→ TO DO: From the listing below, extract every line in which the word "that" appears.

→ DATA LINES:
++++

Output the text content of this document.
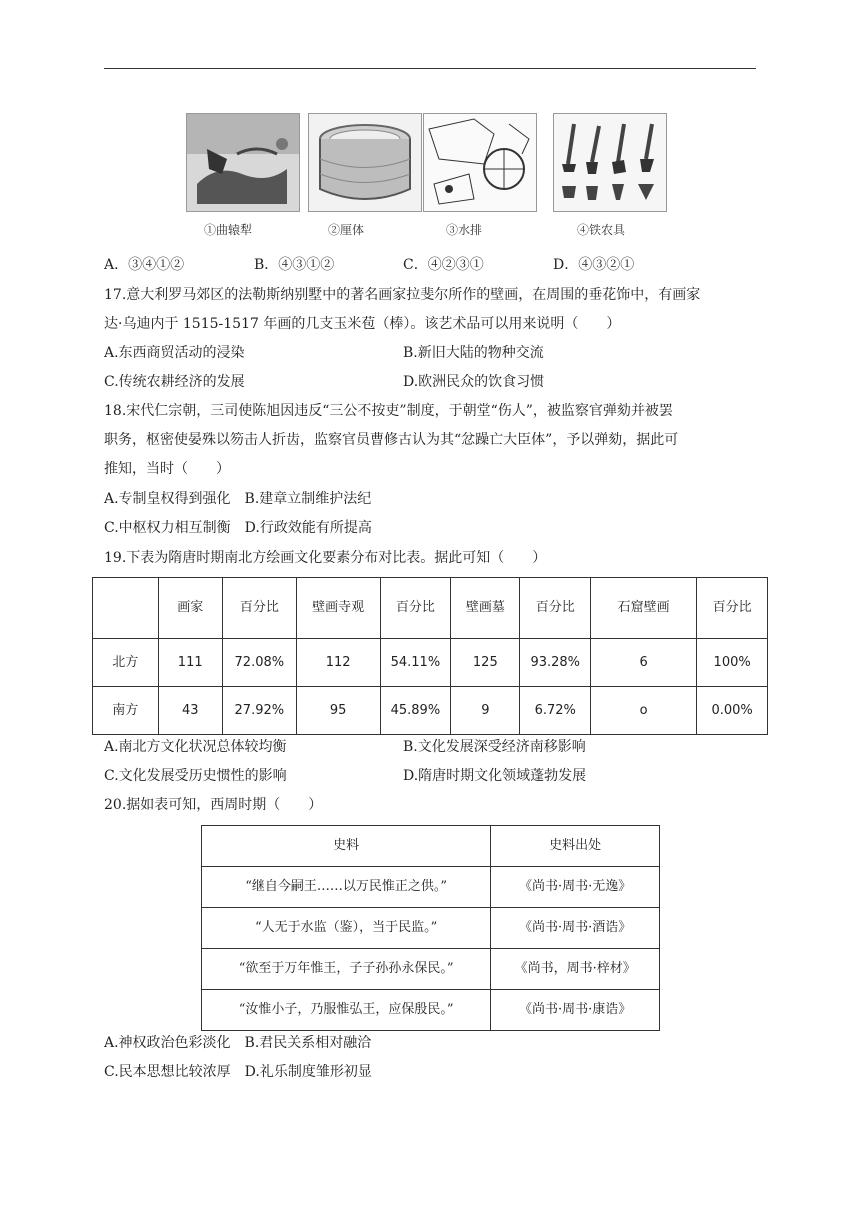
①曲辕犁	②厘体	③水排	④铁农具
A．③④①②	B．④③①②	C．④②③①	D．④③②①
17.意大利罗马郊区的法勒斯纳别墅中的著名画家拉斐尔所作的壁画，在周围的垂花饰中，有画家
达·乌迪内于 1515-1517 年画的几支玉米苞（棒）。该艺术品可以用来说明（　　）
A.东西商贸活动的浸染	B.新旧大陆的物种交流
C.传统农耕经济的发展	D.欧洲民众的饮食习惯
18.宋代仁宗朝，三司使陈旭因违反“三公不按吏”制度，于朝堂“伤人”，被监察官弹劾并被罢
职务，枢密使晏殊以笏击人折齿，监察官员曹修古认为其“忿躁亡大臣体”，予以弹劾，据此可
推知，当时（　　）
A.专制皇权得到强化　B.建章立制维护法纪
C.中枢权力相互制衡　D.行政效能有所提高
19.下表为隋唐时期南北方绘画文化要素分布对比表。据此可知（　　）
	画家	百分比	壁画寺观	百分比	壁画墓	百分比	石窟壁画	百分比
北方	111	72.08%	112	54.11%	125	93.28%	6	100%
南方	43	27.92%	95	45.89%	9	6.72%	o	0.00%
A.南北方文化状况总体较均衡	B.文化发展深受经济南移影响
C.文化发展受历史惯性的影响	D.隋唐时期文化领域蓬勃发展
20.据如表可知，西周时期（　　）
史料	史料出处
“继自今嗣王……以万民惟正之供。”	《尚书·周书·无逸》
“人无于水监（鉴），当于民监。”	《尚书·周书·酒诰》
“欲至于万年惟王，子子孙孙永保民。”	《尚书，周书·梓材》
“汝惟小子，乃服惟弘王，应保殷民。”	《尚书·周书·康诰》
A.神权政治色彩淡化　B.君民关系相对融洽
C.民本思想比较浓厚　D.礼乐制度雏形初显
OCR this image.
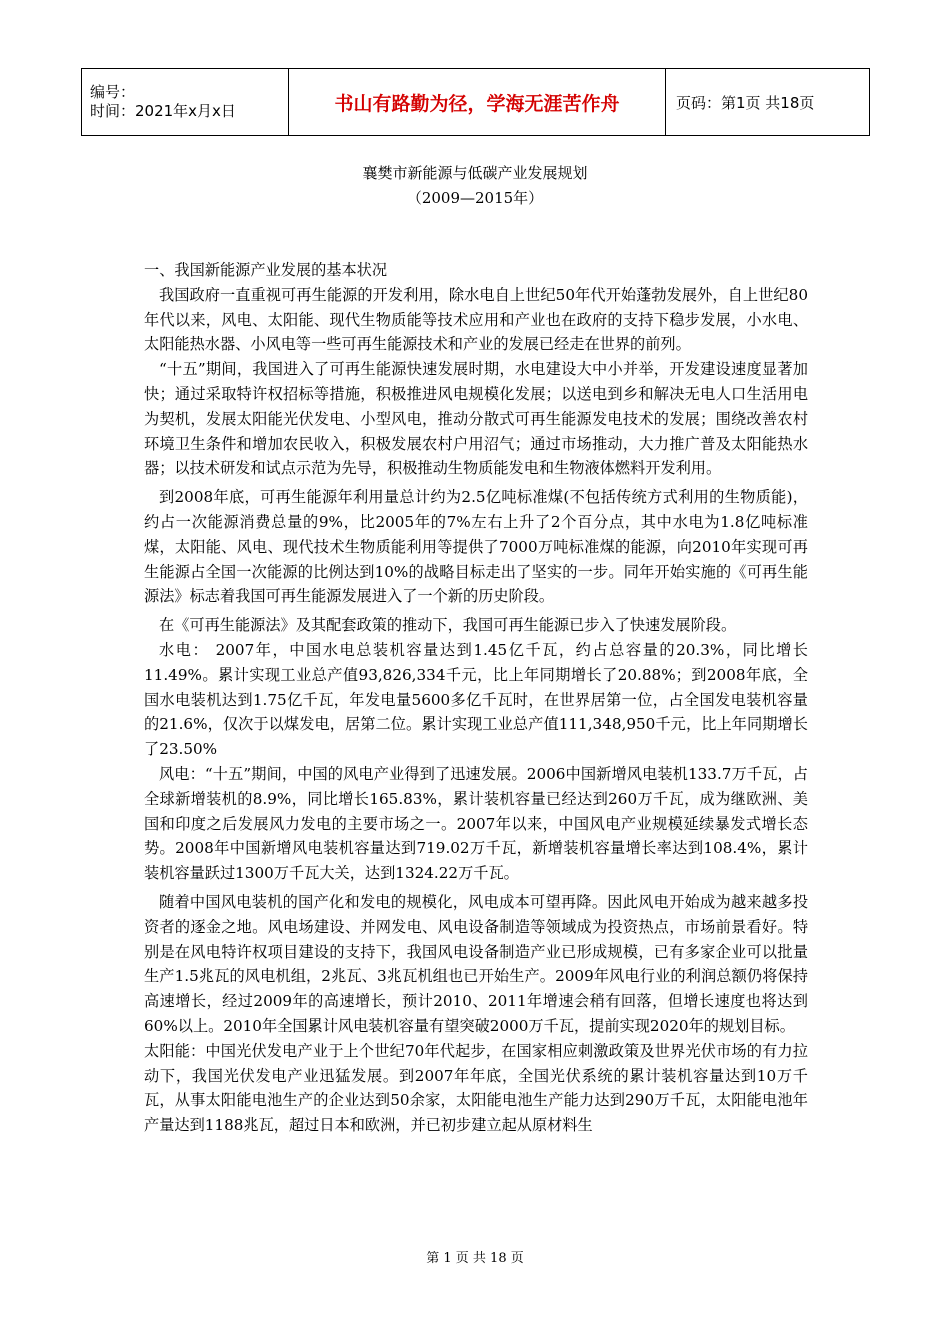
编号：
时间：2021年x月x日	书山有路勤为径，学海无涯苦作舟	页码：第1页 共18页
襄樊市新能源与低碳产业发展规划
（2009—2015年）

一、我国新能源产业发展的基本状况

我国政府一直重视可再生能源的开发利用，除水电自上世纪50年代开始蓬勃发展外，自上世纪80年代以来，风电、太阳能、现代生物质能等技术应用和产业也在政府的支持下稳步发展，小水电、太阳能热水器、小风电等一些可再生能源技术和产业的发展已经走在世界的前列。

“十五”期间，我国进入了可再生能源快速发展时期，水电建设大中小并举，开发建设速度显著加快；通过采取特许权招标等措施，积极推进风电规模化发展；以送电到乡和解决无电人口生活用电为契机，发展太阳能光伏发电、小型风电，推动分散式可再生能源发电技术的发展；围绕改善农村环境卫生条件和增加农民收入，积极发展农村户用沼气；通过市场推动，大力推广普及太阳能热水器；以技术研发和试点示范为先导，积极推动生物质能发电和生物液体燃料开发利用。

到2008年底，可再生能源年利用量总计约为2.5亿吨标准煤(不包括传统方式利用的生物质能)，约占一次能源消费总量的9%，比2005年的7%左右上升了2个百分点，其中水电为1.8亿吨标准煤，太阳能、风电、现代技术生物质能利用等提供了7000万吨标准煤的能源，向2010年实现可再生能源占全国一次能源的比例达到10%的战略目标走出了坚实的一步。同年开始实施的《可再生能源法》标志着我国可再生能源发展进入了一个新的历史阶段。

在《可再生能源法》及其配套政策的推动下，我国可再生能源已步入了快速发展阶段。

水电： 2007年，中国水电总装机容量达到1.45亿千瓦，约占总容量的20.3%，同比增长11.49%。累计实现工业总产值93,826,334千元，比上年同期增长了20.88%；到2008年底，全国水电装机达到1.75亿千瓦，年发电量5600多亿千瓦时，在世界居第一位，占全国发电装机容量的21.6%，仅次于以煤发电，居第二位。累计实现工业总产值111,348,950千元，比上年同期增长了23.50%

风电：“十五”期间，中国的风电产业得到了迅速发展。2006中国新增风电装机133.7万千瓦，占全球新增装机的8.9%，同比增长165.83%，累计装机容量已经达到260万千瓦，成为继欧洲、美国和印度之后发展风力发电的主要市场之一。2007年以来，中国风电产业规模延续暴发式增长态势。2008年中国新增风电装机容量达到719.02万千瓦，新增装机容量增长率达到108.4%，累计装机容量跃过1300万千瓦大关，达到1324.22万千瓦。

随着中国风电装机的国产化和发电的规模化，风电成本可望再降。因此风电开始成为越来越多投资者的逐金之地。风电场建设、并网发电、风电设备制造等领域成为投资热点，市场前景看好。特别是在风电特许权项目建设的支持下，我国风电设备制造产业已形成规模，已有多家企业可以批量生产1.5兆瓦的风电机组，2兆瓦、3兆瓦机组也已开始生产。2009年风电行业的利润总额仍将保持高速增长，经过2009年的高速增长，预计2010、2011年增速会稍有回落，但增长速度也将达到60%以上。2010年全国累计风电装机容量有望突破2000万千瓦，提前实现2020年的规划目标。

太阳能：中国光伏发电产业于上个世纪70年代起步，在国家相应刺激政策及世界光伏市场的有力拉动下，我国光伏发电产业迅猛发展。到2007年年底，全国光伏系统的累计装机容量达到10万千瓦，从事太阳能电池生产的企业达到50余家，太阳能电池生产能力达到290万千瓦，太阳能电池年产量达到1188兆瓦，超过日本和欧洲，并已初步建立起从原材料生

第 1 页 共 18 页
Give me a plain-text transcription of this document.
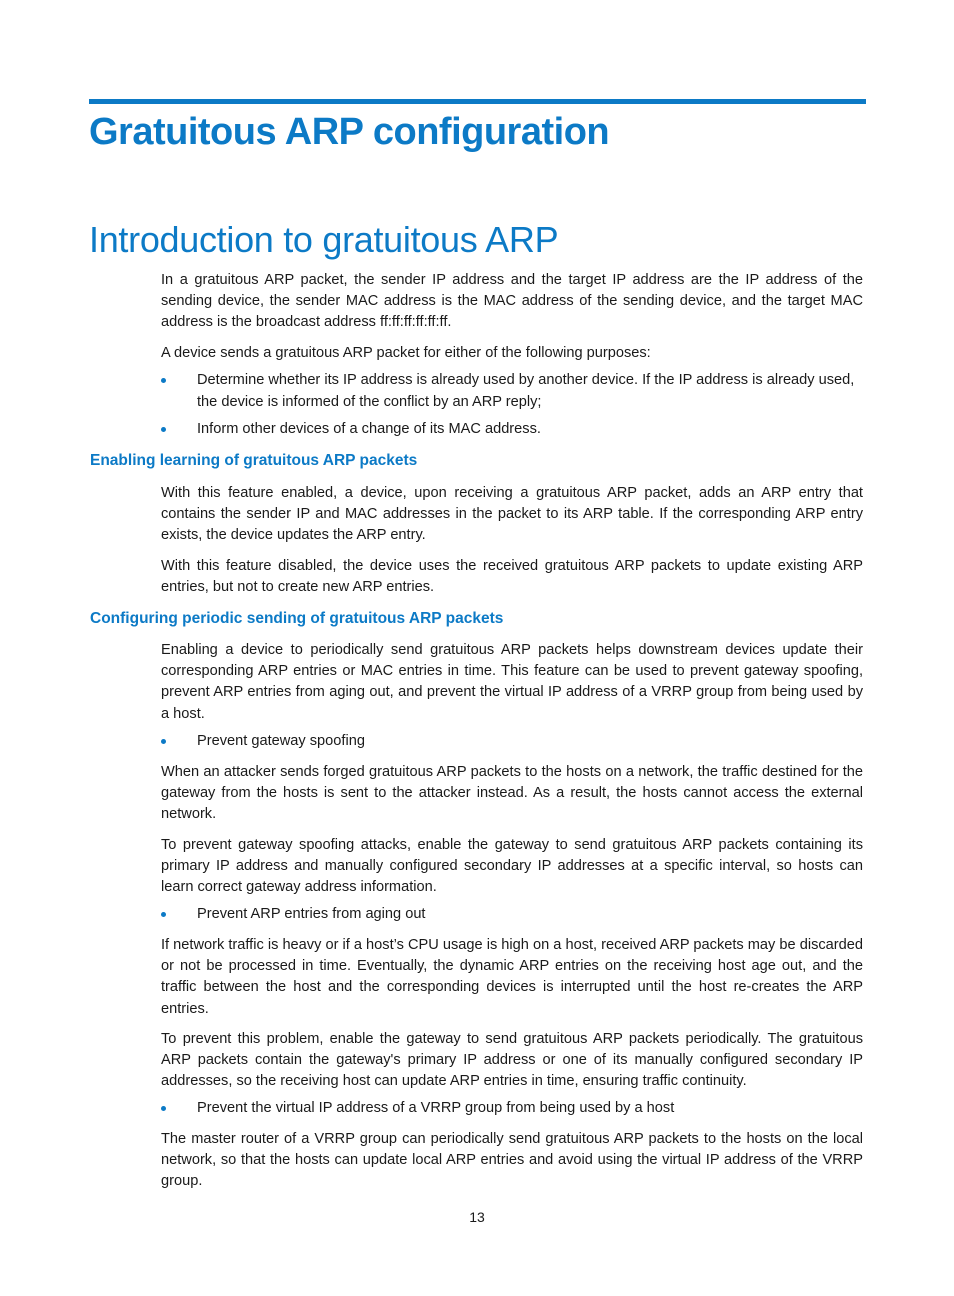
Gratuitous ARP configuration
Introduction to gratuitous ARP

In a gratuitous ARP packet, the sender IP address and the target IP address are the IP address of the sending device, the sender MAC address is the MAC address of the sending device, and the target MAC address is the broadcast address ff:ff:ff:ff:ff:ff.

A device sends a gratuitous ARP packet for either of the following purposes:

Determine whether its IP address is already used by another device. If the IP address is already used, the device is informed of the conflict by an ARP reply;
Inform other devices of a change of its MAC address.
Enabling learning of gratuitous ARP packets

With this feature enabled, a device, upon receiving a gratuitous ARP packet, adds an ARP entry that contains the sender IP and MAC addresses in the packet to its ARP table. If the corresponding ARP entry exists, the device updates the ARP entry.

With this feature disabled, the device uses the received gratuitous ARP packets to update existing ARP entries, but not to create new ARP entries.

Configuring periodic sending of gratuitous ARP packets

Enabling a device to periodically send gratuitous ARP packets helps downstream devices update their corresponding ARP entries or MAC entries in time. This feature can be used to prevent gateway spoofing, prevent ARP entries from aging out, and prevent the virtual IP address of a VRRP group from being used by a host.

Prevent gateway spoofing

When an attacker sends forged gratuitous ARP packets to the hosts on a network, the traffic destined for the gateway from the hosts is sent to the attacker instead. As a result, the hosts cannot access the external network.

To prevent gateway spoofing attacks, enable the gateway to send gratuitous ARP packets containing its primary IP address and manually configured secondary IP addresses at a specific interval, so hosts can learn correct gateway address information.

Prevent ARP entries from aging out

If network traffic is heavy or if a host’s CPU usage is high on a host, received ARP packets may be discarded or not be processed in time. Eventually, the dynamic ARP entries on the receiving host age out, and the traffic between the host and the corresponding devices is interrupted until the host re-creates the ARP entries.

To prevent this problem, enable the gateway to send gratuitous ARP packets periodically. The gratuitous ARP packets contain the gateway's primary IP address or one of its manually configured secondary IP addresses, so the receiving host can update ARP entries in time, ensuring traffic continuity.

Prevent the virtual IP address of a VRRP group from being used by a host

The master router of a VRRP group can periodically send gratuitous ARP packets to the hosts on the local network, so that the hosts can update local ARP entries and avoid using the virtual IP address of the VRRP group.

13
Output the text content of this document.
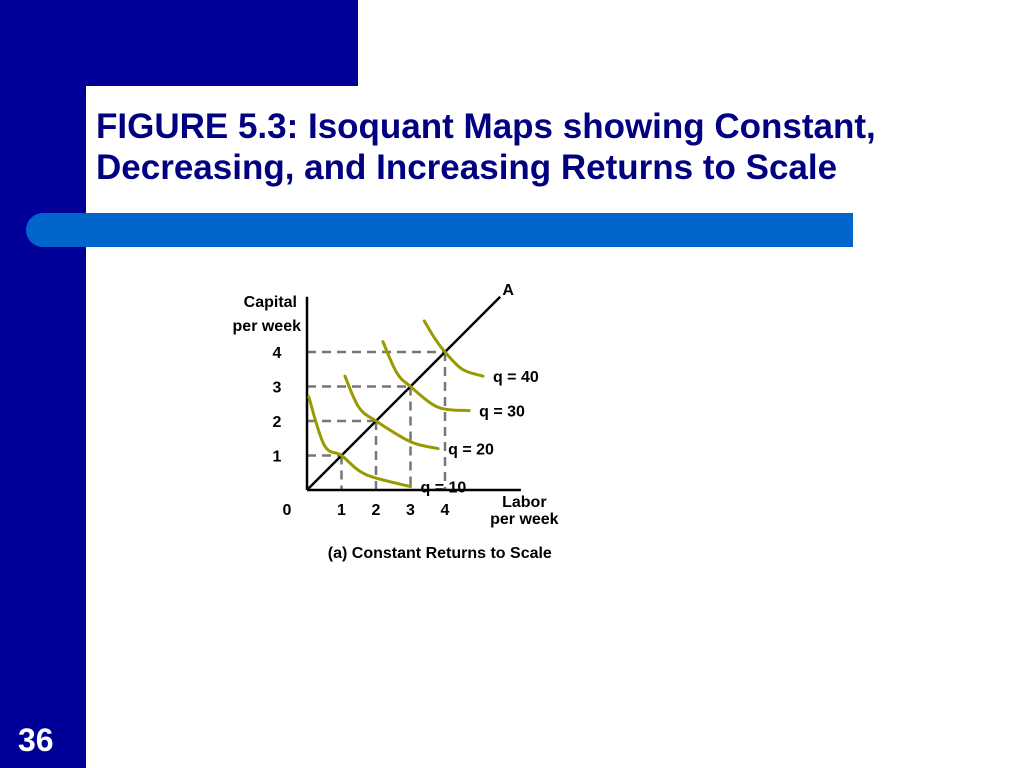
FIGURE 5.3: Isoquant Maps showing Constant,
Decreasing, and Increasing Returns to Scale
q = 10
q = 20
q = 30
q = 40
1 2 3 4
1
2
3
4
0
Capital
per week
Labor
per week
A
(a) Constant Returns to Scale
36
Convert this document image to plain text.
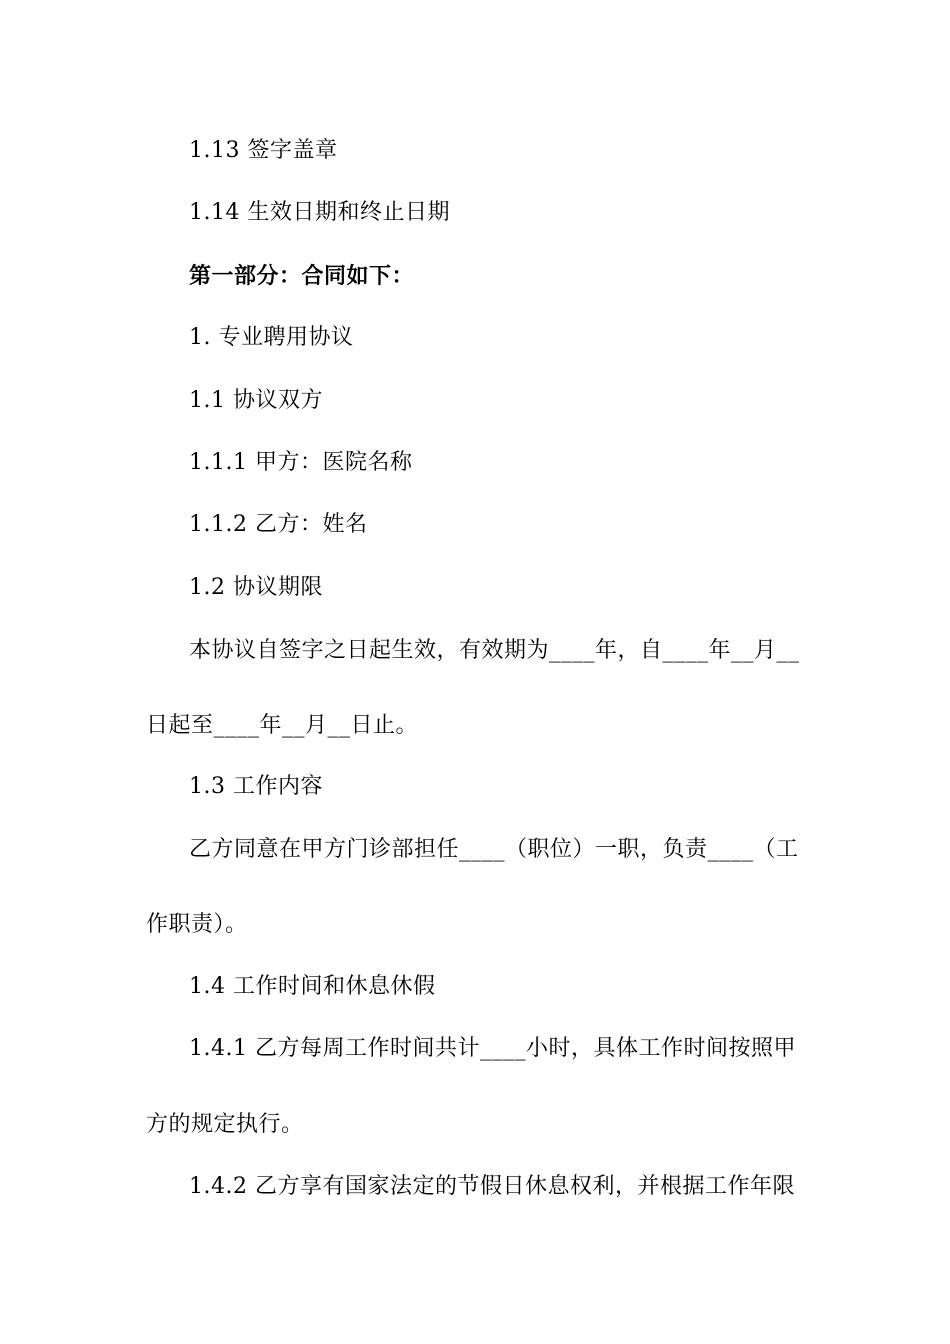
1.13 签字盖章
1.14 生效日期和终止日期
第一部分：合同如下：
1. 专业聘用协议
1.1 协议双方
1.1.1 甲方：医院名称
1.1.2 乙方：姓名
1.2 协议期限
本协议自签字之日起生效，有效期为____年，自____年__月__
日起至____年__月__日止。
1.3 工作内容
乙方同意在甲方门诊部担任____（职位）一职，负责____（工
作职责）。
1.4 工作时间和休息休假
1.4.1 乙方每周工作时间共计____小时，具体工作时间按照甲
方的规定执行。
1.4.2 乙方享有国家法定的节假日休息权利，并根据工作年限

++++

→ THE ANSWER:
With this feature enabled, a device, upon receiving a gratuitous ARP packet, adds an ARP entry that contains the sender IP and MAC addresses in the packet to its ARP table. If the corresponding ARP entry exists, the device updates the ARP entry.
The master router of a VRRP group can periodically send gratuitous ARP packets to the hosts on the local network, so that the hosts can update local ARP entries and avoid using the virtual IP address of the VRRP group.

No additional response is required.